++++ Dataset excerpts

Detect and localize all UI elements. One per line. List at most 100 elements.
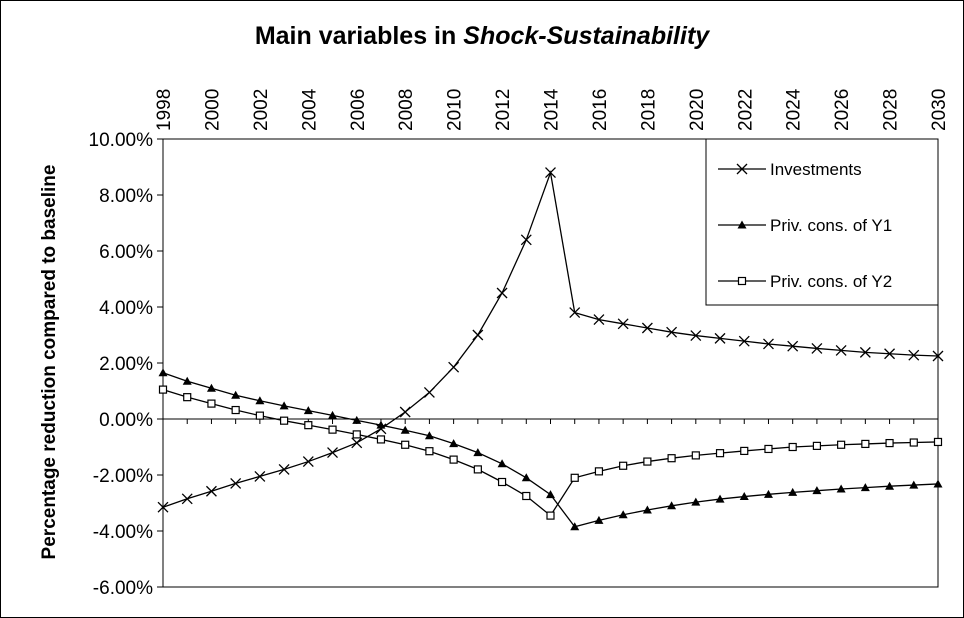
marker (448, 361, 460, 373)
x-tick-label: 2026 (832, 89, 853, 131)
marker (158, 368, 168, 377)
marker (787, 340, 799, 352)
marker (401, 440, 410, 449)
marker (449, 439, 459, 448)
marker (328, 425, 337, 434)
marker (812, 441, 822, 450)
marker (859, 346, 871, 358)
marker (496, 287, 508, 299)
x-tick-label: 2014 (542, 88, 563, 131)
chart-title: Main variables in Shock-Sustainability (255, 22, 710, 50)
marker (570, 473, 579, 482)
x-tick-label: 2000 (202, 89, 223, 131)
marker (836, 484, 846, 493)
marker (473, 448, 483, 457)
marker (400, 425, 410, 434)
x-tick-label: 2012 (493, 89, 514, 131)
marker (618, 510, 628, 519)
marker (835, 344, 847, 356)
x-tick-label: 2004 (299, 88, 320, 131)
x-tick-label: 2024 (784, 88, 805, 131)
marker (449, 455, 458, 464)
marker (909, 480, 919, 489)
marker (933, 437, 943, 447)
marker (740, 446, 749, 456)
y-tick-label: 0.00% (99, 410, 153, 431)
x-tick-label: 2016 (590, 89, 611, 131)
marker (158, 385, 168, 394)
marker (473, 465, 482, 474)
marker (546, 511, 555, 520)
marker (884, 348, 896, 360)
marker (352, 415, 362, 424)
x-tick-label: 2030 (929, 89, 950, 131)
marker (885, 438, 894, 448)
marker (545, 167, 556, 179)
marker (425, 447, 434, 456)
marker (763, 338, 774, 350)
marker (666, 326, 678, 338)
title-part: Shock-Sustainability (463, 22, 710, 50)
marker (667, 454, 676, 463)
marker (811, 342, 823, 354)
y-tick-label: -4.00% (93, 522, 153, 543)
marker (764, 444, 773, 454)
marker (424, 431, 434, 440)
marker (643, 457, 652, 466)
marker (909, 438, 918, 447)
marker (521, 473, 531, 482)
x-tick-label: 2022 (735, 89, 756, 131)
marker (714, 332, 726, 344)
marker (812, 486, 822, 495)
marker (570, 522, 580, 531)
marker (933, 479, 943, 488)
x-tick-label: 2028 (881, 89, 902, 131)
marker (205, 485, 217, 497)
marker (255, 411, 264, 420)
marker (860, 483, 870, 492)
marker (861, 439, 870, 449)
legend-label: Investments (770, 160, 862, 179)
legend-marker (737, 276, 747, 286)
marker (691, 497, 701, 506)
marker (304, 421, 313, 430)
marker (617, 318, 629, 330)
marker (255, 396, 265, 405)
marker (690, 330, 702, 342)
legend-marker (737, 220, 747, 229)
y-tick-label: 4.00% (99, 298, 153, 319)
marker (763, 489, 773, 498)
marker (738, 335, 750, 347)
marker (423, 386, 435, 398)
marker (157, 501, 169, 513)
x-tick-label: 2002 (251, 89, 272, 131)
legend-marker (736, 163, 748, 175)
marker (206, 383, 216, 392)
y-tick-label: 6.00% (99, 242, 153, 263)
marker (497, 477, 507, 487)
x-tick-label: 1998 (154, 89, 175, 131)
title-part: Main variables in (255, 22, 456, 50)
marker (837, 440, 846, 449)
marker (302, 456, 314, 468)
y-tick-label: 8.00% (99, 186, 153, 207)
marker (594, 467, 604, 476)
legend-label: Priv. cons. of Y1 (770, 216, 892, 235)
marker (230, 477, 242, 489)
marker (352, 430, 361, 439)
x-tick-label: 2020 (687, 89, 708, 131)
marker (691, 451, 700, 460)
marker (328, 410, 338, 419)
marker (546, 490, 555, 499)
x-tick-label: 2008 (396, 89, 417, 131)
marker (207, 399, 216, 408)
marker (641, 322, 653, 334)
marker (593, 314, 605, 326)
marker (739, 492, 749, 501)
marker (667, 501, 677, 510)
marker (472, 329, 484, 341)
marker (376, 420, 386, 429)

++++++++

Reproduce every row in the block of data above character for character, omitting the picture.

Detect and localize all UI elements. One per line. List at most 100 elements.
marker (448, 361, 460, 373)
x-tick-label: 2026 (832, 89, 853, 131)
marker (158, 368, 168, 377)
marker (787, 340, 799, 352)
marker (401, 440, 410, 449)
marker (449, 439, 459, 448)
marker (328, 425, 337, 434)
marker (812, 441, 822, 450)
marker (859, 346, 871, 358)
marker (496, 287, 508, 299)
x-tick-label: 2014 (542, 88, 563, 131)
chart-title: Main variables in Shock-Sustainability (255, 22, 710, 50)
marker (570, 473, 579, 482)
x-tick-label: 2000 (202, 89, 223, 131)
marker (836, 484, 846, 493)
marker (473, 448, 483, 457)
marker (400, 425, 410, 434)
x-tick-label: 2012 (493, 89, 514, 131)
marker (618, 510, 628, 519)
marker (835, 344, 847, 356)
x-tick-label: 2004 (299, 88, 320, 131)
x-tick-label: 2024 (784, 88, 805, 131)
marker (449, 455, 458, 464)
marker (909, 480, 919, 489)
marker (933, 437, 943, 447)
marker (740, 446, 749, 456)
y-tick-label: 0.00% (99, 410, 153, 431)
x-tick-label: 2016 (590, 89, 611, 131)
marker (158, 385, 168, 394)
marker (473, 465, 482, 474)
marker (546, 511, 555, 520)
marker (884, 348, 896, 360)
marker (352, 415, 362, 424)
x-tick-label: 2030 (929, 89, 950, 131)
marker (885, 438, 894, 448)
marker (545, 167, 556, 179)
marker (425, 447, 434, 456)
marker (763, 338, 774, 350)
marker (666, 326, 678, 338)
title-part: Shock-Sustainability (463, 22, 710, 50)
marker (667, 454, 676, 463)
marker (811, 342, 823, 354)
y-tick-label: -4.00% (93, 522, 153, 543)
marker (764, 444, 773, 454)
marker (424, 431, 434, 440)
marker (643, 457, 652, 466)
marker (909, 438, 918, 447)
marker (521, 473, 531, 482)
x-tick-label: 2022 (735, 89, 756, 131)
marker (714, 332, 726, 344)
marker (812, 486, 822, 495)
marker (570, 522, 580, 531)
marker (933, 479, 943, 488)
x-tick-label: 2028 (881, 89, 902, 131)
marker (205, 485, 217, 497)
marker (255, 411, 264, 420)
marker (860, 483, 870, 492)
marker (861, 439, 870, 449)
legend-label: Investments (770, 160, 862, 179)
legend-marker (737, 276, 747, 286)
marker (691, 497, 701, 506)
marker (304, 421, 313, 430)
marker (617, 318, 629, 330)
marker (255, 396, 265, 405)
marker (690, 330, 702, 342)
legend-marker (737, 220, 747, 229)
y-tick-label: 4.00% (99, 298, 153, 319)
marker (763, 489, 773, 498)
marker (738, 335, 750, 347)
marker (423, 386, 435, 398)
marker (157, 501, 169, 513)
x-tick-label: 2002 (251, 89, 272, 131)
legend-marker (736, 163, 748, 175)
marker (206, 383, 216, 392)
y-tick-label: 6.00% (99, 242, 153, 263)
marker (497, 477, 507, 487)
x-tick-label: 1998 (154, 89, 175, 131)
title-part: Main variables in (255, 22, 456, 50)
marker (837, 440, 846, 449)
marker (302, 456, 314, 468)
y-tick-label: 8.00% (99, 186, 153, 207)
marker (594, 467, 604, 476)
legend-label: Priv. cons. of Y1 (770, 216, 892, 235)
marker (230, 477, 242, 489)
marker (352, 430, 361, 439)
x-tick-label: 2020 (687, 89, 708, 131)
marker (691, 451, 700, 460)
marker (328, 410, 338, 419)
marker (546, 490, 555, 499)
x-tick-label: 2008 (396, 89, 417, 131)
marker (207, 399, 216, 408)
marker (641, 322, 653, 334)
marker (593, 314, 605, 326)
marker (739, 492, 749, 501)
marker (667, 501, 677, 510)
marker (472, 329, 484, 341)
marker (376, 420, 386, 429)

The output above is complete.